▸ Given instruction: Give the number of lines holding the string "parameter" and nothing more.

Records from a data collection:
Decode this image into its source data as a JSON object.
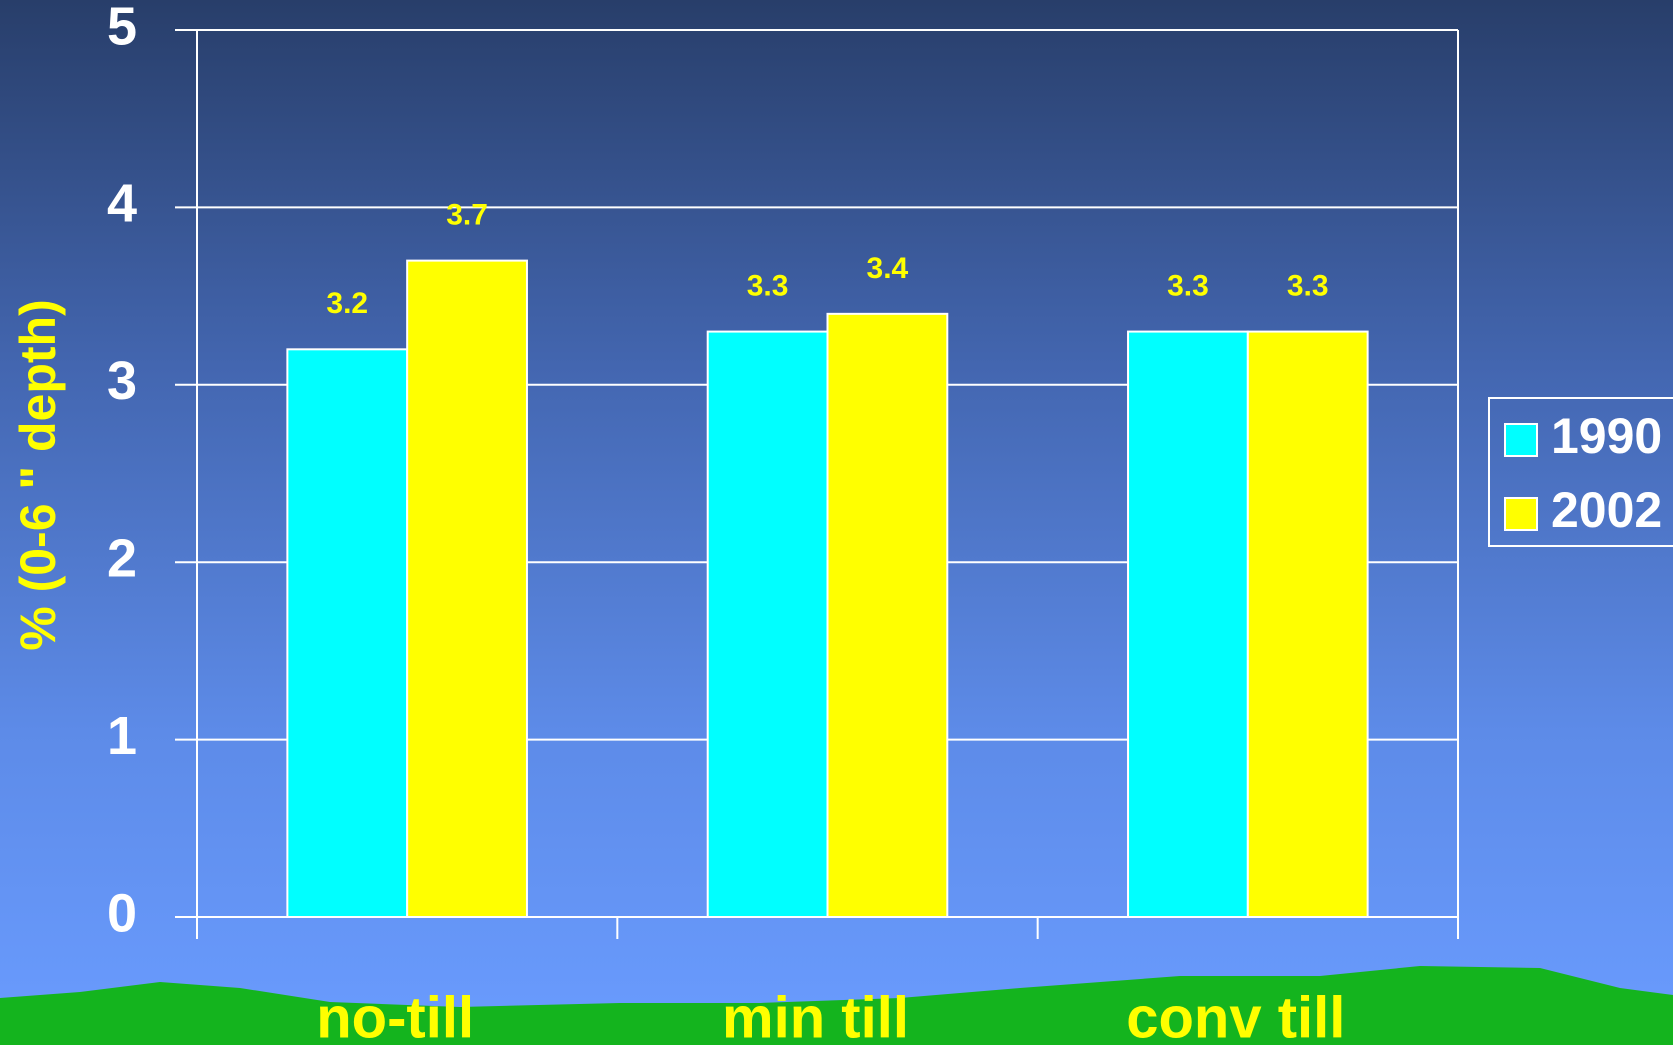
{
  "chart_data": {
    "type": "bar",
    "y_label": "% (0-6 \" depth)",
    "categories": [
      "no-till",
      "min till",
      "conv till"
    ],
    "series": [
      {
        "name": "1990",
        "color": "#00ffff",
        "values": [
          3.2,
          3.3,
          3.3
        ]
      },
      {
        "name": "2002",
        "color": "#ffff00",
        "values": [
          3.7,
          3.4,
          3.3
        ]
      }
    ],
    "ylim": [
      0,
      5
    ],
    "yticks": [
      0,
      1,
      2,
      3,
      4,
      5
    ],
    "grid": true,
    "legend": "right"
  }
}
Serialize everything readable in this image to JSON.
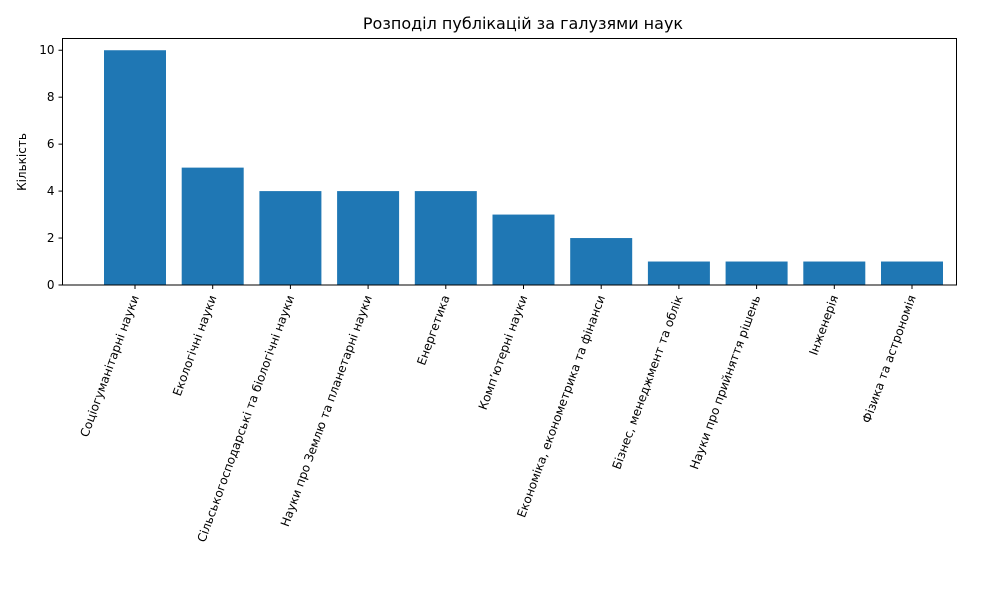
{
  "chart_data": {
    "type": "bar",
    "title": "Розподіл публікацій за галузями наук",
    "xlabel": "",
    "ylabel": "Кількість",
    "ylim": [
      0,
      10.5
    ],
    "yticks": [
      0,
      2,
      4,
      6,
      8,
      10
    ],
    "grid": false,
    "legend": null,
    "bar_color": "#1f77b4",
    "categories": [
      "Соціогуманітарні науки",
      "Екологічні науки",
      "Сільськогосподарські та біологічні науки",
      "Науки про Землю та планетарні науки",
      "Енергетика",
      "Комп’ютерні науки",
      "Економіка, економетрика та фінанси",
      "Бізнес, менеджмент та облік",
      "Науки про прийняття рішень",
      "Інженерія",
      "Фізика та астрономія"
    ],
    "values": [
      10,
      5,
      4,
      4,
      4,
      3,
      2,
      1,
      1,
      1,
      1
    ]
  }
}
---
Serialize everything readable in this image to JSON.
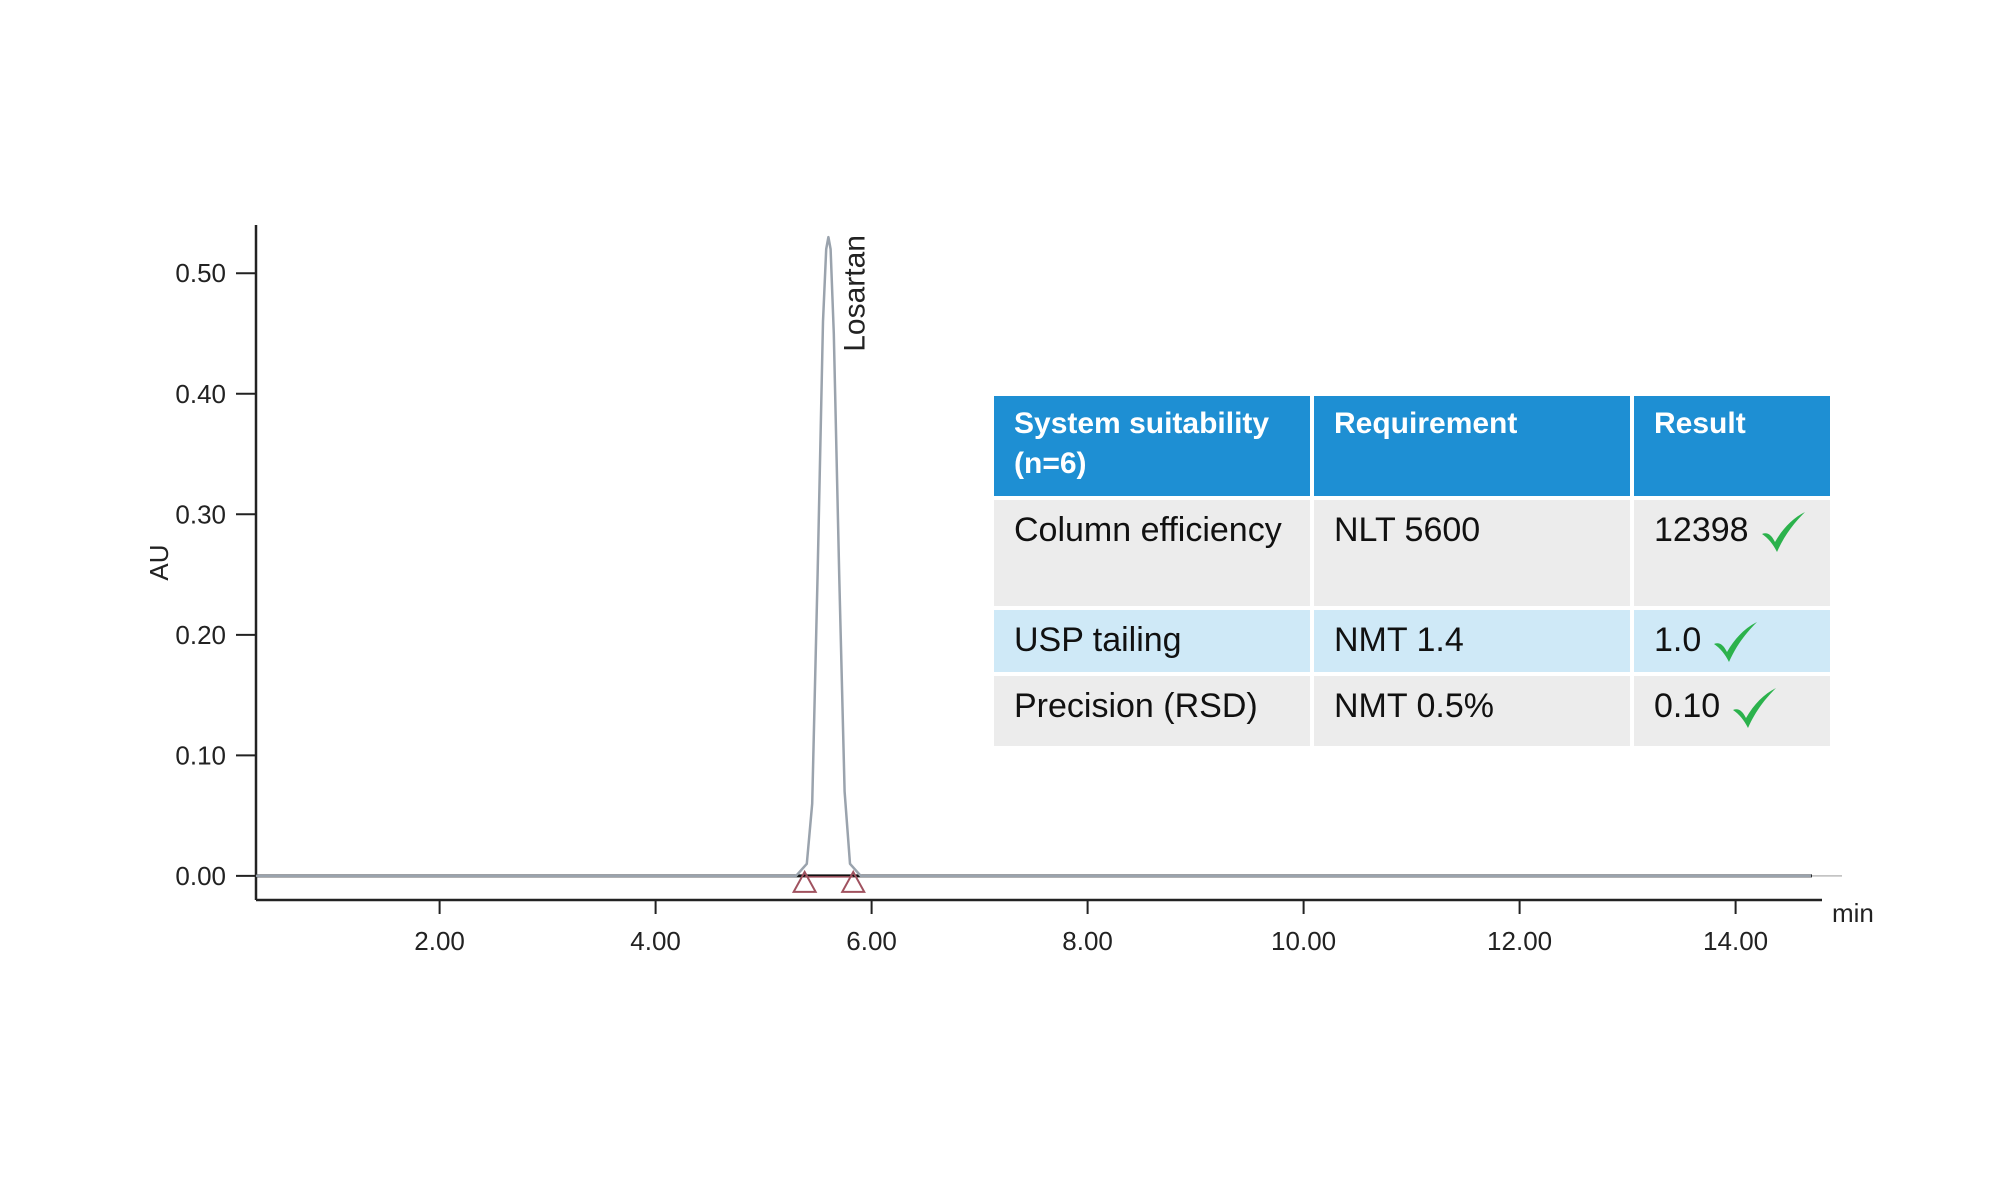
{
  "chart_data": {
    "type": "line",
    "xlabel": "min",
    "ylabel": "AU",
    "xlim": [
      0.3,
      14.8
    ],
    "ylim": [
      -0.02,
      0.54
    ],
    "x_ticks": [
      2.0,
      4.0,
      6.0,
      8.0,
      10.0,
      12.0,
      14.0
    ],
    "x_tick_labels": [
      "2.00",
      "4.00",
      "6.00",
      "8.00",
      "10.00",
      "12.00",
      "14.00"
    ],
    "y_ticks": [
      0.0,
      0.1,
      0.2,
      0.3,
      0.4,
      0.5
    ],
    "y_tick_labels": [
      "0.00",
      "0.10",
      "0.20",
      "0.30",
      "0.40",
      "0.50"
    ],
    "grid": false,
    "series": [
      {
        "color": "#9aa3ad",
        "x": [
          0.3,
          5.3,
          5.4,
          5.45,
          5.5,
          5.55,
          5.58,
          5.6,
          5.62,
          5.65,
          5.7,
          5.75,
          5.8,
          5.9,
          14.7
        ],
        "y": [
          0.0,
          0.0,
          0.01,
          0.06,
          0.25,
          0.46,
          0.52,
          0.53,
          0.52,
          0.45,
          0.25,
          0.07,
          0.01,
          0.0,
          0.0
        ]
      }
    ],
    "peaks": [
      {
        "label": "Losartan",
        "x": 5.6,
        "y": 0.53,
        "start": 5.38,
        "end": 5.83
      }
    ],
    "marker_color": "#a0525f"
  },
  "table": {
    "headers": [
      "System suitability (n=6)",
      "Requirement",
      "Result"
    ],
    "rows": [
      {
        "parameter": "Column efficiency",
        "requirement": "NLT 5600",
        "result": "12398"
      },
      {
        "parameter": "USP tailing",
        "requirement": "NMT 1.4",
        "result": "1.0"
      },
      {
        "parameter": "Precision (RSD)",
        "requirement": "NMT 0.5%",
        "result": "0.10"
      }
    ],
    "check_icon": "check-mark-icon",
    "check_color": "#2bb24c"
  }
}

▸ Solution for this exercise: 3